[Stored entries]
<<<<

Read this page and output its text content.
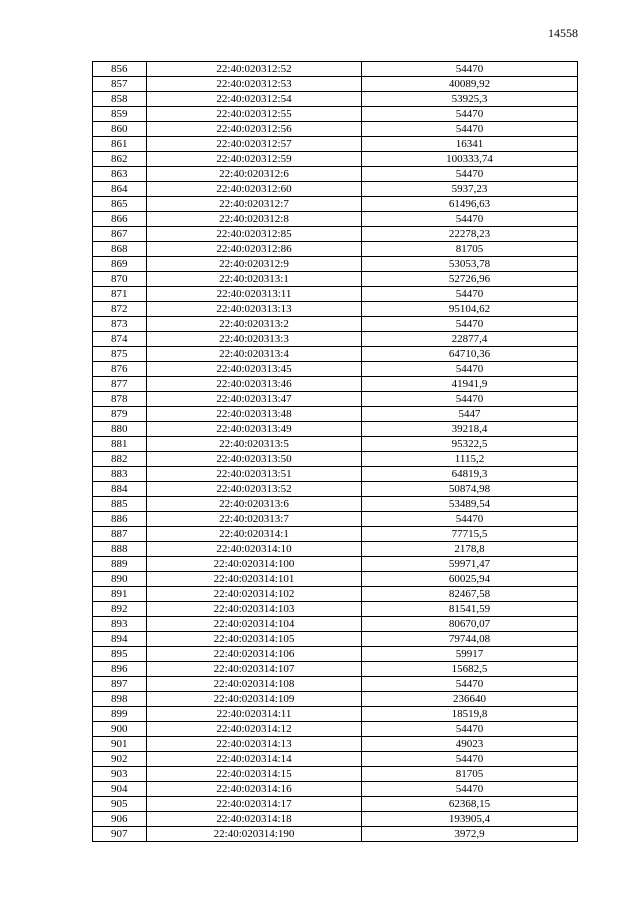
14558
856	22:40:020312:52	54470
857	22:40:020312:53	40089,92
858	22:40:020312:54	53925,3
859	22:40:020312:55	54470
860	22:40:020312:56	54470
861	22:40:020312:57	16341
862	22:40:020312:59	100333,74
863	22:40:020312:6	54470
864	22:40:020312:60	5937,23
865	22:40:020312:7	61496,63
866	22:40:020312:8	54470
867	22:40:020312:85	22278,23
868	22:40:020312:86	81705
869	22:40:020312:9	53053,78
870	22:40:020313:1	52726,96
871	22:40:020313:11	54470
872	22:40:020313:13	95104,62
873	22:40:020313:2	54470
874	22:40:020313:3	22877,4
875	22:40:020313:4	64710,36
876	22:40:020313:45	54470
877	22:40:020313:46	41941,9
878	22:40:020313:47	54470
879	22:40:020313:48	5447
880	22:40:020313:49	39218,4
881	22:40:020313:5	95322,5
882	22:40:020313:50	1115,2
883	22:40:020313:51	64819,3
884	22:40:020313:52	50874,98
885	22:40:020313:6	53489,54
886	22:40:020313:7	54470
887	22:40:020314:1	77715,5
888	22:40:020314:10	2178,8
889	22:40:020314:100	59971,47
890	22:40:020314:101	60025,94
891	22:40:020314:102	82467,58
892	22:40:020314:103	81541,59
893	22:40:020314:104	80670,07
894	22:40:020314:105	79744,08
895	22:40:020314:106	59917
896	22:40:020314:107	15682,5
897	22:40:020314:108	54470
898	22:40:020314:109	236640
899	22:40:020314:11	18519,8
900	22:40:020314:12	54470
901	22:40:020314:13	49023
902	22:40:020314:14	54470
903	22:40:020314:15	81705
904	22:40:020314:16	54470
905	22:40:020314:17	62368,15
906	22:40:020314:18	193905,4
907	22:40:020314:190	3972,9
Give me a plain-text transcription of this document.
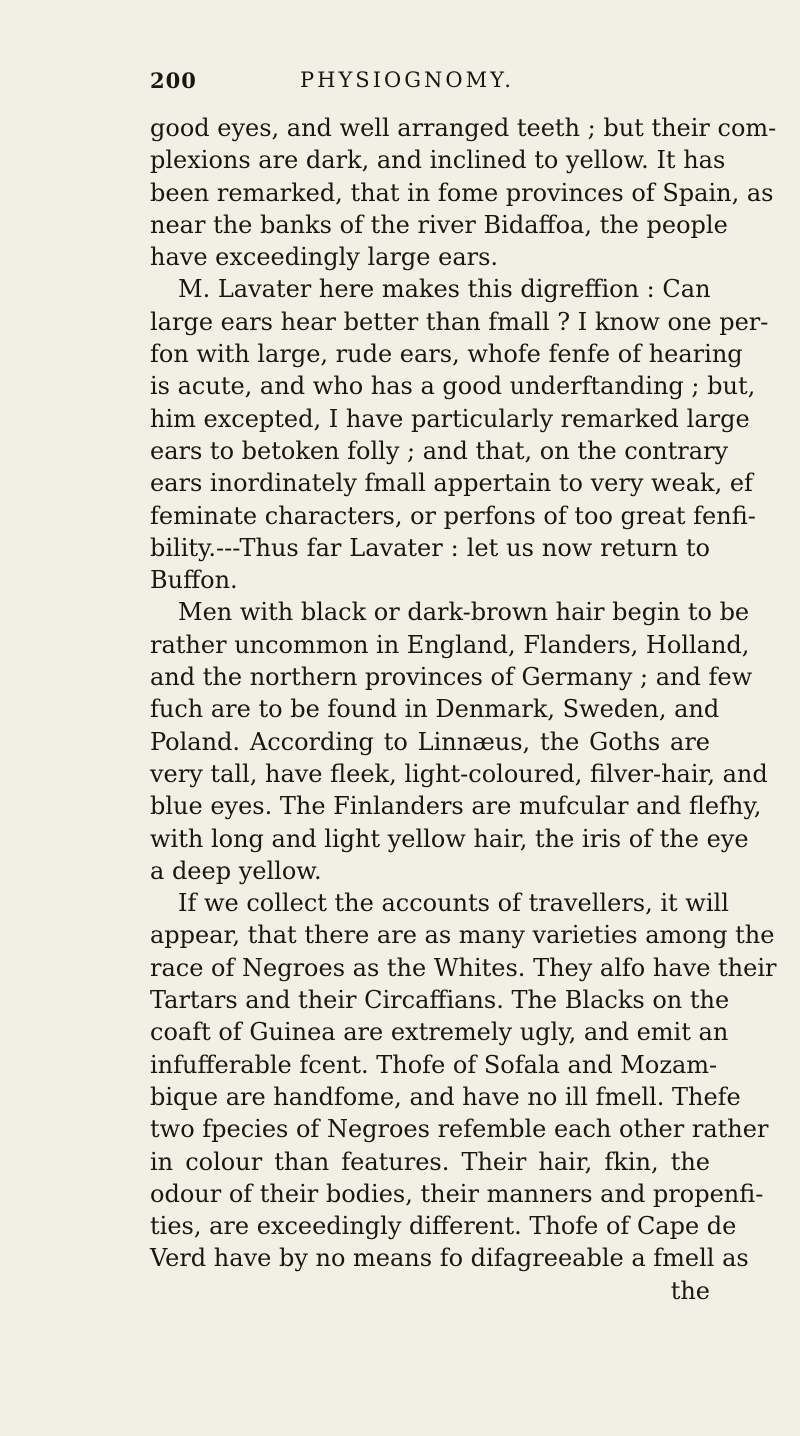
200	PHYSIOGNOMY.
good eyes, and well arranged teeth ; but their com-
plexions are dark, and inclined to yellow. It has
been remarked, that in fome provinces of Spain, as
near the banks of the river Bidaffoa, the people
have exceedingly large ears.
M. Lavater here makes this digreffion : Can
large ears hear better than fmall ? I know one per-
fon with large, rude ears, whofe fenfe of hearing
is acute, and who has a good underftanding ; but,
him excepted, I have particularly remarked large
ears to betoken folly ; and that, on the contrary
ears inordinately fmall appertain to very weak, ef
feminate characters, or perfons of too great fenfi-
bility.---Thus far Lavater : let us now return to
Buffon.
Men with black or dark-brown hair begin to be
rather uncommon in England, Flanders, Holland,
and the northern provinces of Germany ; and few
fuch are to be found in Denmark, Sweden, and
Poland. According to Linnæus, the Goths are
very tall, have fleek, light-coloured, filver-hair, and
blue eyes. The Finlanders are mufcular and flefhy,
with long and light yellow hair, the iris of the eye
a deep yellow.
If we collect the accounts of travellers, it will
appear, that there are as many varieties among the
race of Negroes as the Whites. They alfo have their
Tartars and their Circaffians. The Blacks on the
coaft of Guinea are extremely ugly, and emit an
infufferable fcent. Thofe of Sofala and Mozam-
bique are handfome, and have no ill fmell. Thefe
two fpecies of Negroes refemble each other rather
in colour than features. Their hair, fkin, the
odour of their bodies, their manners and propenfi-
ties, are exceedingly different. Thofe of Cape de
Verd have by no means fo difagreeable a fmell as
the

>>>>

**AIM**
Write out each line again precisely as it appears, skipping every picture.

**FINAL RESULT**
Read this page and output its text content.
14558
856	22:40:020312:52	54470
857	22:40:020312:53	40089,92
858	22:40:020312:54	53925,3
859	22:40:020312:55	54470
860	22:40:020312:56	54470
861	22:40:020312:57	16341
862	22:40:020312:59	100333,74
863	22:40:020312:6	54470
864	22:40:020312:60	5937,23
865	22:40:020312:7	61496,63
866	22:40:020312:8	54470
867	22:40:020312:85	22278,23
868	22:40:020312:86	81705
869	22:40:020312:9	53053,78
870	22:40:020313:1	52726,96
871	22:40:020313:11	54470
872	22:40:020313:13	95104,62
873	22:40:020313:2	54470
874	22:40:020313:3	22877,4
875	22:40:020313:4	64710,36
876	22:40:020313:45	54470
877	22:40:020313:46	41941,9
878	22:40:020313:47	54470
879	22:40:020313:48	5447
880	22:40:020313:49	39218,4
881	22:40:020313:5	95322,5
882	22:40:020313:50	1115,2
883	22:40:020313:51	64819,3
884	22:40:020313:52	50874,98
885	22:40:020313:6	53489,54
886	22:40:020313:7	54470
887	22:40:020314:1	77715,5
888	22:40:020314:10	2178,8
889	22:40:020314:100	59971,47
890	22:40:020314:101	60025,94
891	22:40:020314:102	82467,58
892	22:40:020314:103	81541,59
893	22:40:020314:104	80670,07
894	22:40:020314:105	79744,08
895	22:40:020314:106	59917
896	22:40:020314:107	15682,5
897	22:40:020314:108	54470
898	22:40:020314:109	236640
899	22:40:020314:11	18519,8
900	22:40:020314:12	54470
901	22:40:020314:13	49023
902	22:40:020314:14	54470
903	22:40:020314:15	81705
904	22:40:020314:16	54470
905	22:40:020314:17	62368,15
906	22:40:020314:18	193905,4
907	22:40:020314:190	3972,9
Give me a plain-text transcription of this document.
200	PHYSIOGNOMY.
good eyes, and well arranged teeth ; but their com-
plexions are dark, and inclined to yellow. It has
been remarked, that in fome provinces of Spain, as
near the banks of the river Bidaffoa, the people
have exceedingly large ears.
M. Lavater here makes this digreffion : Can
large ears hear better than fmall ? I know one per-
fon with large, rude ears, whofe fenfe of hearing
is acute, and who has a good underftanding ; but,
him excepted, I have particularly remarked large
ears to betoken folly ; and that, on the contrary
ears inordinately fmall appertain to very weak, ef
feminate characters, or perfons of too great fenfi-
bility.---Thus far Lavater : let us now return to
Buffon.
Men with black or dark-brown hair begin to be
rather uncommon in England, Flanders, Holland,
and the northern provinces of Germany ; and few
fuch are to be found in Denmark, Sweden, and
Poland. According to Linnæus, the Goths are
very tall, have fleek, light-coloured, filver-hair, and
blue eyes. The Finlanders are mufcular and flefhy,
with long and light yellow hair, the iris of the eye
a deep yellow.
If we collect the accounts of travellers, it will
appear, that there are as many varieties among the
race of Negroes as the Whites. They alfo have their
Tartars and their Circaffians. The Blacks on the
coaft of Guinea are extremely ugly, and emit an
infufferable fcent. Thofe of Sofala and Mozam-
bique are handfome, and have no ill fmell. Thefe
two fpecies of Negroes refemble each other rather
in colour than features. Their hair, fkin, the
odour of their bodies, their manners and propenfi-
ties, are exceedingly different. Thofe of Cape de
Verd have by no means fo difagreeable a fmell as
the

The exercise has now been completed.